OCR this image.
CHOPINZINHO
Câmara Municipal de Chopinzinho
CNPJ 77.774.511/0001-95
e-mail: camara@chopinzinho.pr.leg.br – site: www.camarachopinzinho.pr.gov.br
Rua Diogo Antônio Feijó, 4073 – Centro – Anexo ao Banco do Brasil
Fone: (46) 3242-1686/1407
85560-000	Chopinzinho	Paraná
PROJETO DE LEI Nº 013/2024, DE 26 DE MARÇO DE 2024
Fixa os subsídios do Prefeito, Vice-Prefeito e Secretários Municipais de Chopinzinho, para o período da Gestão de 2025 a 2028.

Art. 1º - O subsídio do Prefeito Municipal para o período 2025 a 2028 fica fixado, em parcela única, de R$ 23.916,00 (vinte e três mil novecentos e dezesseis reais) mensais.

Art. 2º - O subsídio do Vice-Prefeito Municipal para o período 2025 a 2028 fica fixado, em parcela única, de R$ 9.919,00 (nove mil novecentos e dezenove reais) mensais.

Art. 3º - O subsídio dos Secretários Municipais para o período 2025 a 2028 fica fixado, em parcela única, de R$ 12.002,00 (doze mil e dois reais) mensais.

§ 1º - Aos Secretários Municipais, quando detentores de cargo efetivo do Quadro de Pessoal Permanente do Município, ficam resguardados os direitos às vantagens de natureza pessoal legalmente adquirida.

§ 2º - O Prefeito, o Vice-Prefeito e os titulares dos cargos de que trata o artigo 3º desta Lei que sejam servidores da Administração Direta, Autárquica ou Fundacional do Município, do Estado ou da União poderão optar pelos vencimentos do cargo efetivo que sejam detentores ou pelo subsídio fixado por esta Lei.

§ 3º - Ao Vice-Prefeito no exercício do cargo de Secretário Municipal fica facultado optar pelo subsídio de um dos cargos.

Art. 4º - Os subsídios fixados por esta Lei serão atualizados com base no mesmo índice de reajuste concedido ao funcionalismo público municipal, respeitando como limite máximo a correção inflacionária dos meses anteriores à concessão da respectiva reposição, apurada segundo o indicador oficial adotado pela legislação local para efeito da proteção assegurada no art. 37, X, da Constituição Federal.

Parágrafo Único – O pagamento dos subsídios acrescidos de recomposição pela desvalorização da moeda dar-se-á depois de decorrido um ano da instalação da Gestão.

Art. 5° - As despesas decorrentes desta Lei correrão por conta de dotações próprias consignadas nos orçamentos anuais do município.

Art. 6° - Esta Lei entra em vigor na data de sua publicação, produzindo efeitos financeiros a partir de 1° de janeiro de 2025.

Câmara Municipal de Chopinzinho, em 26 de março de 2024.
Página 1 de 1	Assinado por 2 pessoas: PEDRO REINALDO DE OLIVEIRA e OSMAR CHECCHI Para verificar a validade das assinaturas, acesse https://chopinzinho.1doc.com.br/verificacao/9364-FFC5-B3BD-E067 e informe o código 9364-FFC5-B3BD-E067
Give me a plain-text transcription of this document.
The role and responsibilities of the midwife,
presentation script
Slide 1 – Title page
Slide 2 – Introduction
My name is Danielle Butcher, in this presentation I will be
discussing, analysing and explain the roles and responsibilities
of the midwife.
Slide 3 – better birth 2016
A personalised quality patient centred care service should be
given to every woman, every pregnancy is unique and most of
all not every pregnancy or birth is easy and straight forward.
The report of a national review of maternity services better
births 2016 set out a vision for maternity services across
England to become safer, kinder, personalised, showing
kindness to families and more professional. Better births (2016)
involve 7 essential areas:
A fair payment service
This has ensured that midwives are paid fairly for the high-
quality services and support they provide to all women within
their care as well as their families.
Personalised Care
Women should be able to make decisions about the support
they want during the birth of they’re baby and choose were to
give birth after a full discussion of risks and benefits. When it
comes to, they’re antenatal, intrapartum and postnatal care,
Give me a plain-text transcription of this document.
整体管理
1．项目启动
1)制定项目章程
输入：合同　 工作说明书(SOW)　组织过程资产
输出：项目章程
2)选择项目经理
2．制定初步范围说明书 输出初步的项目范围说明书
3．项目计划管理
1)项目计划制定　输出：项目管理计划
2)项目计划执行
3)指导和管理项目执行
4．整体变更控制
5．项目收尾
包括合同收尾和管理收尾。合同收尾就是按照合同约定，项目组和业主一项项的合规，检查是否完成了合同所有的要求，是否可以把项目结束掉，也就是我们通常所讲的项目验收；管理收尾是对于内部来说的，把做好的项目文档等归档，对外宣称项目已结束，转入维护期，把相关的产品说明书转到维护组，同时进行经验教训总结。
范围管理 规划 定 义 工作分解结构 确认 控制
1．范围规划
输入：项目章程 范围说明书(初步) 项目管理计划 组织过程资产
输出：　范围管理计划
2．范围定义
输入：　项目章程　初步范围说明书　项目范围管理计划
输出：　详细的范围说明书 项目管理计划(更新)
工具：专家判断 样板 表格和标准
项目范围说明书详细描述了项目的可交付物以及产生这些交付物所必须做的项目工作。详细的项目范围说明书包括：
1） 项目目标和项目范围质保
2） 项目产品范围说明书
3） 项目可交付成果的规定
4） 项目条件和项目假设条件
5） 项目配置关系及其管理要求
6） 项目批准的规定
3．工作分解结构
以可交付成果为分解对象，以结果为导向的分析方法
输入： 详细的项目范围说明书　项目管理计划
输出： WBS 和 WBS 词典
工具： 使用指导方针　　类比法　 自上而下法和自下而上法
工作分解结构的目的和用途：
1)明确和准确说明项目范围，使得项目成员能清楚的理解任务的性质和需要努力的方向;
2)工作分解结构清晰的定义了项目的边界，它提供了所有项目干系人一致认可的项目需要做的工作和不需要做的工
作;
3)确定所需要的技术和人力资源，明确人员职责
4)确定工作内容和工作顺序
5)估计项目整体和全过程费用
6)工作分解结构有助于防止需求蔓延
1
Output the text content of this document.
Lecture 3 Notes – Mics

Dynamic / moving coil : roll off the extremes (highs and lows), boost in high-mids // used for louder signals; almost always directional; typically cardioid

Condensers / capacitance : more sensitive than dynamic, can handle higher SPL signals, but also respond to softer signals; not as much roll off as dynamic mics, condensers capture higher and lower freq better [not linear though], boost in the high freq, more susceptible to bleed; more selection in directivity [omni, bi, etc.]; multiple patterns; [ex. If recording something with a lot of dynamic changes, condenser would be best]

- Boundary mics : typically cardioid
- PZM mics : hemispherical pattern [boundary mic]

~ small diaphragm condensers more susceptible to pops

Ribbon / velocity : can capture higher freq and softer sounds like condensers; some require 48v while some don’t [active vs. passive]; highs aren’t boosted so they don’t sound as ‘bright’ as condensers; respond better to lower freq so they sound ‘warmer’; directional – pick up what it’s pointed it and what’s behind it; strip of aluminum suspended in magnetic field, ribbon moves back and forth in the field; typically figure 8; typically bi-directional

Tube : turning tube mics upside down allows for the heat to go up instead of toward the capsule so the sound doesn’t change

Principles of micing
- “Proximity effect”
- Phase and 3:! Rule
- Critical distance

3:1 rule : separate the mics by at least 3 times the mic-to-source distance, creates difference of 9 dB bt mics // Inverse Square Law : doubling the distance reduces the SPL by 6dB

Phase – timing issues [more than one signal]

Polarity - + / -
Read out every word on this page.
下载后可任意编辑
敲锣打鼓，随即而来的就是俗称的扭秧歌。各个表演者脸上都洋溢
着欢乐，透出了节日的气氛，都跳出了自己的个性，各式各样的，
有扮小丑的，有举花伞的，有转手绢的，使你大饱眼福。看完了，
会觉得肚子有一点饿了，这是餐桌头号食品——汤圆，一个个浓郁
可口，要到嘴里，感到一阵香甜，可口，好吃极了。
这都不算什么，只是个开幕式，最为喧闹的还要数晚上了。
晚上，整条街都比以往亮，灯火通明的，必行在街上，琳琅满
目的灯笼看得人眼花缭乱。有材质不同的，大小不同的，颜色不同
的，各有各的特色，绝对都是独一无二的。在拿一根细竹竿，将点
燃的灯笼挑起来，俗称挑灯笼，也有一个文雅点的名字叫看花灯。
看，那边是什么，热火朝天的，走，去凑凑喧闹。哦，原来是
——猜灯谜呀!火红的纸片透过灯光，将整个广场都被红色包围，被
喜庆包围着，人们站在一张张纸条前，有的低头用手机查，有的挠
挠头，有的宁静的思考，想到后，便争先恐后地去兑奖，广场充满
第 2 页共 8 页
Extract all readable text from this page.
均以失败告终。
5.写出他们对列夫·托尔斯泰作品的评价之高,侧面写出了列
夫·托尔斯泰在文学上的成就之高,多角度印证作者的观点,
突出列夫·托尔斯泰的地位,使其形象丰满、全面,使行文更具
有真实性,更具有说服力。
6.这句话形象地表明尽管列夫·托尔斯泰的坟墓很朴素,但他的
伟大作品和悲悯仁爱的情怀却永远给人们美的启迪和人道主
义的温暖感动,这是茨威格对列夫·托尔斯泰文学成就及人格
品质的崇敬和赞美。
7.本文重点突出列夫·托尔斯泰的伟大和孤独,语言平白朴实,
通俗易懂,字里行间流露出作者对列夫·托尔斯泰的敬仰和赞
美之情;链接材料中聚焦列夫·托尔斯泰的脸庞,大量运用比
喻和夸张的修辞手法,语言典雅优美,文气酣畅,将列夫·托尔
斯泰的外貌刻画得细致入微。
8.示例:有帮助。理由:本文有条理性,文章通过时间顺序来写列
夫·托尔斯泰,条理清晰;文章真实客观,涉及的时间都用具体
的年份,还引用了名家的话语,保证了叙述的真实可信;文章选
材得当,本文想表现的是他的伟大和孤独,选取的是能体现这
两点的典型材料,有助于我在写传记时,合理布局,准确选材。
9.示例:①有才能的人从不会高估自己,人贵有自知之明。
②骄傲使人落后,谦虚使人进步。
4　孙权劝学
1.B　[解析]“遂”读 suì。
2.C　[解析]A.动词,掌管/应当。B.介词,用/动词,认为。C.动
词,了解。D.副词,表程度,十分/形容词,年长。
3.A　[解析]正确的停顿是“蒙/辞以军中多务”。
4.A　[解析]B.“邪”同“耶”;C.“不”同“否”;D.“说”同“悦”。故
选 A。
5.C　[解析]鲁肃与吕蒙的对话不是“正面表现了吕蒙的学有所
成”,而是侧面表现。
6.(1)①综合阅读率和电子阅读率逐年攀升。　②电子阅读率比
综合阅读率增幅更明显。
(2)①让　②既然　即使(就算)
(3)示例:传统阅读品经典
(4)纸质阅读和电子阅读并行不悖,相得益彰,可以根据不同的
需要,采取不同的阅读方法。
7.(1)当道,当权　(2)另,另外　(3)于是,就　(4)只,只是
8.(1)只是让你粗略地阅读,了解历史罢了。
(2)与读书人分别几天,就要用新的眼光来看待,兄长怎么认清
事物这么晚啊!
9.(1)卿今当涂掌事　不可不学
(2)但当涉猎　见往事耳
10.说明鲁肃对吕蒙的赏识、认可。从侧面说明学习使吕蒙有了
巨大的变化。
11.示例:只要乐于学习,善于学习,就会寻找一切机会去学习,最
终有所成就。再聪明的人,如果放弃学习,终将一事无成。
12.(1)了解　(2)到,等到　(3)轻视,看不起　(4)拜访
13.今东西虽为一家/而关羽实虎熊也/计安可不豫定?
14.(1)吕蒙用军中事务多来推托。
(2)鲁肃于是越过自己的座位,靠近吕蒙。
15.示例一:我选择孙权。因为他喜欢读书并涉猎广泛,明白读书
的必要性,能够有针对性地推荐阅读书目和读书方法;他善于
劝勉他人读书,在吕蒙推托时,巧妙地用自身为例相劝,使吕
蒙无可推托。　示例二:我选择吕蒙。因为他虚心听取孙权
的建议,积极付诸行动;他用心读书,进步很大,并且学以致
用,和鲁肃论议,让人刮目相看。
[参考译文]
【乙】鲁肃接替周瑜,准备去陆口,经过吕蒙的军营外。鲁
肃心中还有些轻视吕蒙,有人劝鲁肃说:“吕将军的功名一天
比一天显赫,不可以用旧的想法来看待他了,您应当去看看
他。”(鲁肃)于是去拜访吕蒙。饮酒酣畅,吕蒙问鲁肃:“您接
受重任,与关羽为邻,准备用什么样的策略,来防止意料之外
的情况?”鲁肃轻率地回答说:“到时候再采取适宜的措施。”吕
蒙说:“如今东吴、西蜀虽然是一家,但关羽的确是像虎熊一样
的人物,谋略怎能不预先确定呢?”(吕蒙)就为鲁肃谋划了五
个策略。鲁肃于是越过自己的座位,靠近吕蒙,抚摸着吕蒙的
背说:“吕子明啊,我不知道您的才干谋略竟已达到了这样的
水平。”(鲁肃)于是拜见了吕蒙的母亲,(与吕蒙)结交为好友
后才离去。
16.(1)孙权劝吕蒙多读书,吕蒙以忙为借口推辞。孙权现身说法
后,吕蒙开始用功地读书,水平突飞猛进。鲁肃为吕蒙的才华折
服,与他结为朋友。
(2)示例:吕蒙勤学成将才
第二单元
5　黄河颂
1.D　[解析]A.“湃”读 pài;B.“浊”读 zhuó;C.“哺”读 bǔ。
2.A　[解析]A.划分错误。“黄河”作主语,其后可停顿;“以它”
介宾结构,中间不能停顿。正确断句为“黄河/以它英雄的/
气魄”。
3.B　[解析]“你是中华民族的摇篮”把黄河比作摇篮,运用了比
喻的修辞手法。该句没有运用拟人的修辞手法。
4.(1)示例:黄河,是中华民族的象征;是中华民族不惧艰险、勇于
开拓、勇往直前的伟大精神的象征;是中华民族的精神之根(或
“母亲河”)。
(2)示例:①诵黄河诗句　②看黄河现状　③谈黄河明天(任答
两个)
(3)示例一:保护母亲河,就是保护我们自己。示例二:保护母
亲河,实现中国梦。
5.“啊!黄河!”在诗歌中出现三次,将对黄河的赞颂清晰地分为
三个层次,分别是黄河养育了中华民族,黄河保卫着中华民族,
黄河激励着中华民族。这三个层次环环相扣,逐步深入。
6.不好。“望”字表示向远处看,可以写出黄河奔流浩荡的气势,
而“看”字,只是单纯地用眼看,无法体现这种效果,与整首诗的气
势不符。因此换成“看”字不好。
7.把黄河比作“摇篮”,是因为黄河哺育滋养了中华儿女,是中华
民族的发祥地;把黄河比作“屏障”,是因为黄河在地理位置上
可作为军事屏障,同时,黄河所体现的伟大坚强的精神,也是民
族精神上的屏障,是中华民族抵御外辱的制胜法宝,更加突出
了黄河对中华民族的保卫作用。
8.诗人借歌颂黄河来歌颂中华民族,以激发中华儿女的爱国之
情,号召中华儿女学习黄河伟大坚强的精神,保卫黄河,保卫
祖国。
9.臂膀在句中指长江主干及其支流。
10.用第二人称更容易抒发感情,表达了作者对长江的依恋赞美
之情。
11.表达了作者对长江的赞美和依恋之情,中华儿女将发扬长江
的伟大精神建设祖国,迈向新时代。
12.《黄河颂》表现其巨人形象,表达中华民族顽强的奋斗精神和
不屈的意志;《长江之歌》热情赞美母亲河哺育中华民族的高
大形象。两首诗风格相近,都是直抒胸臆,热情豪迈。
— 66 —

### WHAT IS EXPECTED
Using the listing above, pull out all lines that hold the word "page".

### EXERCISE ANSWER
Slide 1 – Title page
Read out every word on this page.
Extract all readable text from this page.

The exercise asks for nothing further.